═══ Stored records ═══

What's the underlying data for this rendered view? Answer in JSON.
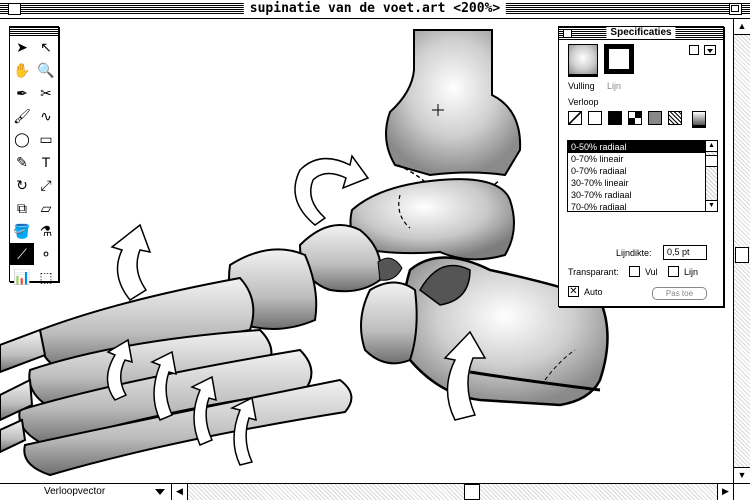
{
  "window": {
    "title": "supinatie van de voet.art <200%>"
  },
  "status_menu": {
    "label": "Verloopvector"
  },
  "toolbox": {
    "tools": [
      {
        "name": "arrow-tool",
        "glyph": "➤"
      },
      {
        "name": "direct-select-tool",
        "glyph": "↖"
      },
      {
        "name": "hand-tool",
        "glyph": "✋"
      },
      {
        "name": "zoom-tool",
        "glyph": "🔍"
      },
      {
        "name": "pen-tool",
        "glyph": "✒"
      },
      {
        "name": "scissors-tool",
        "glyph": "✂"
      },
      {
        "name": "brush-tool",
        "glyph": "🖌"
      },
      {
        "name": "freehand-tool",
        "glyph": "∿"
      },
      {
        "name": "ellipse-tool",
        "glyph": "◯"
      },
      {
        "name": "rectangle-tool",
        "glyph": "▭"
      },
      {
        "name": "knife-tool",
        "glyph": "✎"
      },
      {
        "name": "text-tool",
        "glyph": "T"
      },
      {
        "name": "rotate-tool",
        "glyph": "↻"
      },
      {
        "name": "scale-tool",
        "glyph": "⤢"
      },
      {
        "name": "reflect-tool",
        "glyph": "⧉"
      },
      {
        "name": "shear-tool",
        "glyph": "▱"
      },
      {
        "name": "paint-bucket-tool",
        "glyph": "🪣"
      },
      {
        "name": "eyedropper-tool",
        "glyph": "⚗"
      },
      {
        "name": "gradient-vector-tool",
        "glyph": "⟋"
      },
      {
        "name": "blend-tool",
        "glyph": "⚬"
      },
      {
        "name": "graph-tool",
        "glyph": "📊"
      },
      {
        "name": "page-tool",
        "glyph": "⬚"
      }
    ]
  },
  "spec": {
    "title": "Specificaties",
    "fill_label": "Vulling",
    "stroke_label": "Lijn",
    "gradient_label": "Verloop",
    "gradients": [
      "0-50% radiaal",
      "0-70% lineair",
      "0-70% radiaal",
      "30-70% lineair",
      "30-70% radiaal",
      "70-0% radiaal"
    ],
    "line_width_label": "Lijndikte:",
    "line_width_value": "0,5 pt",
    "transparent_label": "Transparant:",
    "fill_check_label": "Vul",
    "line_check_label": "Lijn",
    "auto_label": "Auto",
    "apply_button": "Pas toe"
  }
}
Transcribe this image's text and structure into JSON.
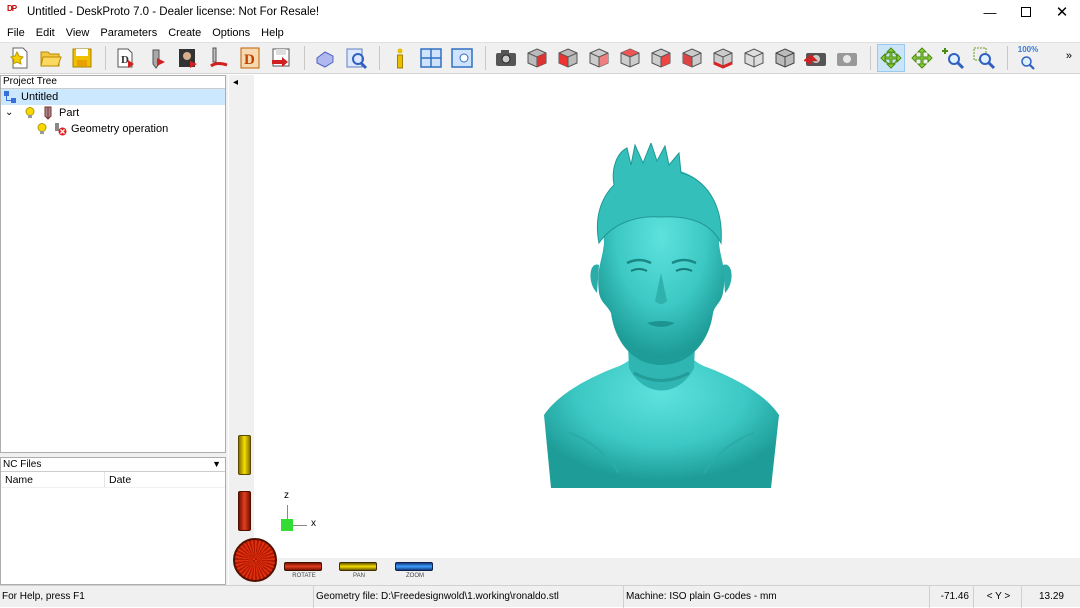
{
  "window": {
    "title": "Untitled - DeskProto 7.0 - Dealer license: Not For Resale!",
    "icon_text": "DP",
    "controls": [
      "minimize-icon",
      "maximize-icon",
      "close-icon"
    ]
  },
  "menu": [
    "File",
    "Edit",
    "View",
    "Parameters",
    "Create",
    "Options",
    "Help"
  ],
  "toolbar": {
    "zoom_label": "100%",
    "overflow": "»",
    "active_tool": "rotate"
  },
  "project_tree": {
    "title": "Project Tree",
    "root": "Untitled",
    "part": "Part",
    "operation": "Geometry operation"
  },
  "nc_files": {
    "title": "NC Files",
    "columns": [
      "Name",
      "Date"
    ]
  },
  "view": {
    "axis_z": "z",
    "axis_x": "x",
    "collapse_arrow": "◂",
    "model_color": "#3cc8c4",
    "sliders": {
      "rotate": "ROTATE",
      "pan": "PAN",
      "zoom": "ZOOM"
    }
  },
  "status": {
    "help": "For Help, press F1",
    "geometry_file": "Geometry file: D:\\Freedesignwold\\1.working\\ronaldo.stl",
    "machine": "Machine: ISO plain G-codes - mm",
    "coord_value": "-71.46",
    "coord_axis": "< Y >",
    "coord_value2": "13.29"
  }
}
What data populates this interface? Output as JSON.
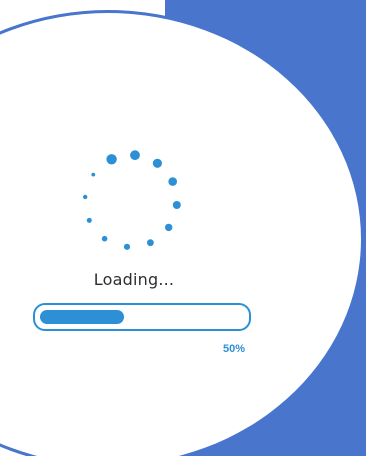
{
  "colors": {
    "panel": "#4a75cc",
    "accent": "#2d8fd6"
  },
  "loader": {
    "text": "Loading...",
    "progress": 0.5,
    "progress_label": "50%"
  }
}
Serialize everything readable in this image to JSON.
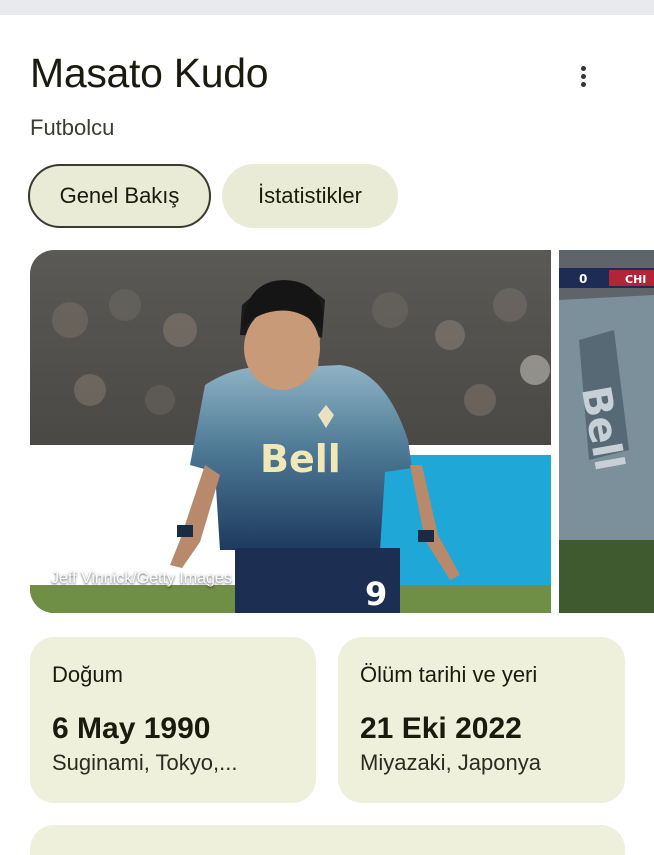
{
  "header": {
    "name": "Masato Kudo",
    "occupation": "Futbolcu",
    "more_icon": "more-vert-icon"
  },
  "tabs": [
    {
      "label": "Genel Bakış",
      "selected": true
    },
    {
      "label": "İstatistikler",
      "selected": false
    }
  ],
  "images": {
    "main_credit": "Jeff Vinnick/Getty Images",
    "side_score_left": "0",
    "side_score_right": "CHI",
    "jersey_text": "Bell",
    "jersey_number": "9"
  },
  "facts": {
    "birth": {
      "label": "Doğum",
      "value": "6 May 1990",
      "detail": "Suginami, Tokyo,..."
    },
    "death": {
      "label": "Ölüm tarihi ve yeri",
      "value": "21 Eki 2022",
      "detail": "Miyazaki, Japonya"
    }
  },
  "colors": {
    "chip_bg": "#eaebd6",
    "card_bg": "#eef0dc",
    "text": "#1a1a0f"
  }
}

═══

* [Short exercise]:
Count every line in the data that contains the word "rotate", then give that count and nothing else.

* [Full output]:
3